===== Selected text

The reason is what we refer to in the formal logic world as "a priori axiom." That is, people have decided what is true before they are confronted with the evidence, such that they will only accept information which is compatible with that presumed truth. Christians worldwide have adopted the worldview that every verse of the translated English Bible should be understood according to it's literal modern interpretation, a priori axiom, even though it written thousands of years ago, in a different language, in an entirely different context. It is a worldview that I believe to be errant, self-contradictory, and illogical. And because it is illogical, I believe it is a worldview that must be abandoned if the church is to survive and God's real word is to be spread.

Those who point to gaps in the fossil record or the inexact nature of radiometric dating as evidence that centuries of scientific study and mountains of research are entirely false are doing themselves a disservice. The pretend that just because no living human ever observed the Big Bang, or observed macro-evolution in action, and it is impossible to prove those things objectively, that one should not believe those things. But in doing so they discredit their own faith, because no living human has ever observed the birth of Jesus Christ or Noah's Ark, either, and nor can those things be proven. They hold the scientific world to a higher standard of knowledge than they apply to themselves, and in so doing encourage others to discredit Christianity as hypocritical.

==========
===== Excerpted data

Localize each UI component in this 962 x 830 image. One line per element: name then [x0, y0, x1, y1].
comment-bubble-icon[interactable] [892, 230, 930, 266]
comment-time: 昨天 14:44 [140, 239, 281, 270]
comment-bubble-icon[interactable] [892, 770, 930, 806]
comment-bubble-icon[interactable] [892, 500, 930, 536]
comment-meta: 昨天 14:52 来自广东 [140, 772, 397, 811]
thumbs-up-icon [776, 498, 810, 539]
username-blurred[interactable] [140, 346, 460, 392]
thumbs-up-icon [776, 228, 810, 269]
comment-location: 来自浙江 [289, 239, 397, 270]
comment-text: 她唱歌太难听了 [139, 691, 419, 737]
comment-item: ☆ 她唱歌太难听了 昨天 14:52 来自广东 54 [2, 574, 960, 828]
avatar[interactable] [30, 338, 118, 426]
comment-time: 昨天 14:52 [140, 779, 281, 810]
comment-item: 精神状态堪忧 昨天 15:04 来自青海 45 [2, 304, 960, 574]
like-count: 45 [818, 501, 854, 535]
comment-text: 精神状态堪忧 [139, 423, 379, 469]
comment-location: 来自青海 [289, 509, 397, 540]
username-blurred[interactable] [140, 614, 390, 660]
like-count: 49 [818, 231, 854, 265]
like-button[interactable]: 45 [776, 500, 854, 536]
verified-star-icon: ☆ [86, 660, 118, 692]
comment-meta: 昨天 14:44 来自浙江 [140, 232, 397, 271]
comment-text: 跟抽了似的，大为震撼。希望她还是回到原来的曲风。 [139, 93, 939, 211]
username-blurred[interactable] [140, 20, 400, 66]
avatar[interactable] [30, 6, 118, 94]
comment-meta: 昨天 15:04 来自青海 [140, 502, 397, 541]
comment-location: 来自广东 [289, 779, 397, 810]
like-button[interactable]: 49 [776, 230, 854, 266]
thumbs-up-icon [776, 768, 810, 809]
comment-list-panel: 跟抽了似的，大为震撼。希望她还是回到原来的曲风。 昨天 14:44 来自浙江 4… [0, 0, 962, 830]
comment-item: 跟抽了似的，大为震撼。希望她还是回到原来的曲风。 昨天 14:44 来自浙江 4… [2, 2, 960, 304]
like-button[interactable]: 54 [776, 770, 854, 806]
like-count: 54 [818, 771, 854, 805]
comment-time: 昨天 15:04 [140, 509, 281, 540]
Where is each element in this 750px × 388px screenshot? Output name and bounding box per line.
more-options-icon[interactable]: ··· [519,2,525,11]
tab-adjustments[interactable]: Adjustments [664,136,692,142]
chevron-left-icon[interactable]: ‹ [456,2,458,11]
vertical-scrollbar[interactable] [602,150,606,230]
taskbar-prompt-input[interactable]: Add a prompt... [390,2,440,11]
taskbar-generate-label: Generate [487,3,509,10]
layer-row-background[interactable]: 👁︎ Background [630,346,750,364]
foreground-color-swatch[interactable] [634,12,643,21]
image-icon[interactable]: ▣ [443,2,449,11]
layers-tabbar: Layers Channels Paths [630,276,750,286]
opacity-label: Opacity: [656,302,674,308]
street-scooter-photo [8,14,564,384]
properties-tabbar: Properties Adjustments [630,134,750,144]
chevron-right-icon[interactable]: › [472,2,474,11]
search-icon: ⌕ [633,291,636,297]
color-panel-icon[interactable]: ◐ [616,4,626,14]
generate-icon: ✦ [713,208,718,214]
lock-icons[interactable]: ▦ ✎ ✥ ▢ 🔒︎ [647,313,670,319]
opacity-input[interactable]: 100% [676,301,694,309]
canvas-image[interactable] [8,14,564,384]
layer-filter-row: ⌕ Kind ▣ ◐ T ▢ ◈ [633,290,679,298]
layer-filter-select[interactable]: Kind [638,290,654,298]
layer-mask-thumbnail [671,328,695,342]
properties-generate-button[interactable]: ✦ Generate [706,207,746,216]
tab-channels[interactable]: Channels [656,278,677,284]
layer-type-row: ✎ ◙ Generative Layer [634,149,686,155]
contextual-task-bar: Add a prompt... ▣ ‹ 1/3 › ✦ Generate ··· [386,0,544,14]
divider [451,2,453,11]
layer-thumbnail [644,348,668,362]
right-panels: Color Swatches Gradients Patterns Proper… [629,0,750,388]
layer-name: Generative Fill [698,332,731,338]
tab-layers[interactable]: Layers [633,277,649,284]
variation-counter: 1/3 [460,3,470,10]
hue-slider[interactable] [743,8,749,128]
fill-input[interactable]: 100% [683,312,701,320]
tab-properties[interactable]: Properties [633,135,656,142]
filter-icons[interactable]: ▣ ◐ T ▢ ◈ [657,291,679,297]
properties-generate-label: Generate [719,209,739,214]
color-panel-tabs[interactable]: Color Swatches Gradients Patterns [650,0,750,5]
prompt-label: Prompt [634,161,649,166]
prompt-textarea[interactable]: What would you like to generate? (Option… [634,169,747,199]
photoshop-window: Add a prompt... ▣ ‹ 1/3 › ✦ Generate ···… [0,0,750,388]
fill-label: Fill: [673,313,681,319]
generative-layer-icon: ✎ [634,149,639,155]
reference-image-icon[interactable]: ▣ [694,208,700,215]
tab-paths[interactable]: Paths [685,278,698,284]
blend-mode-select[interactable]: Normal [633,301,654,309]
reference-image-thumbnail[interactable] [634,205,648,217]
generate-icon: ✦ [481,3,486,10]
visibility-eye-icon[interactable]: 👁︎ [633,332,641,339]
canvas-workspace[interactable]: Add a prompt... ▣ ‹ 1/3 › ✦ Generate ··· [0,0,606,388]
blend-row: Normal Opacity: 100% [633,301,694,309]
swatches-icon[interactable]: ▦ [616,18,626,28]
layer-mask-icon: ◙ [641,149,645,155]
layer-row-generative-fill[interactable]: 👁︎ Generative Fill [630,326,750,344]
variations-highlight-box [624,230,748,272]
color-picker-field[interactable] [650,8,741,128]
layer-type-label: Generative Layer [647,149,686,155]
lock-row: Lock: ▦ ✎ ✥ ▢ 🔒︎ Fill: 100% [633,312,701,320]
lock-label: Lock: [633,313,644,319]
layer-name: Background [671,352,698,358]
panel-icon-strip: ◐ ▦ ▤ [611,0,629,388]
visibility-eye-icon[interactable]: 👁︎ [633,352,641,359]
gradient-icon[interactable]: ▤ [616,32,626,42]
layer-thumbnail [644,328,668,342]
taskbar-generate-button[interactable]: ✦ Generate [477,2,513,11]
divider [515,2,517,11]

==========

== Exercise instructions ==
A. Translate this sentence from the passage on biblical literalism into Spanish: "It is a worldview that I believe to be errant, self-contradictory, and illogical."
B. For each statement, say yes or no according to the passage on biblical literalism, and quote the deciding words. (i) No living human has ever observed the birth of Jesus Christ. (ii) The writer says the literal worldview must be abandoned if the church is to survive. (iii) The Bible was first written in the same language as its modern English translation.
C. Repeat the passage on biblical literalism word for word from "The reason is" up to and including "to be spread.".

== In response ==
A. Es una cosmovisión que considero errónea, contradictoria en sí misma e ilógica.

B.
(i) Yes: "no living human has ever observed the birth of Jesus Christ or Noah's Ark, either"
(ii) Yes: "a worldview that must be abandoned if the church is to survive"
(iii) No: "in a different language"

C.
The reason is what we refer to in the formal logic world as "a priori axiom." That is, people have decided what is true before they are confronted with the evidence, such that they will only accept information which is compatible with that presumed truth. Christians worldwide have adopted the worldview that every verse of the translated English Bible should be understood according to it's literal modern interpretation, a priori axiom, even though it written thousands of years ago, in a different language, in an entirely different context. It is a worldview that I believe to be errant, self-contradictory, and illogical. And because it is illogical, I believe it is a worldview that must be abandoned if the church is to survive and God's real word is to be spread.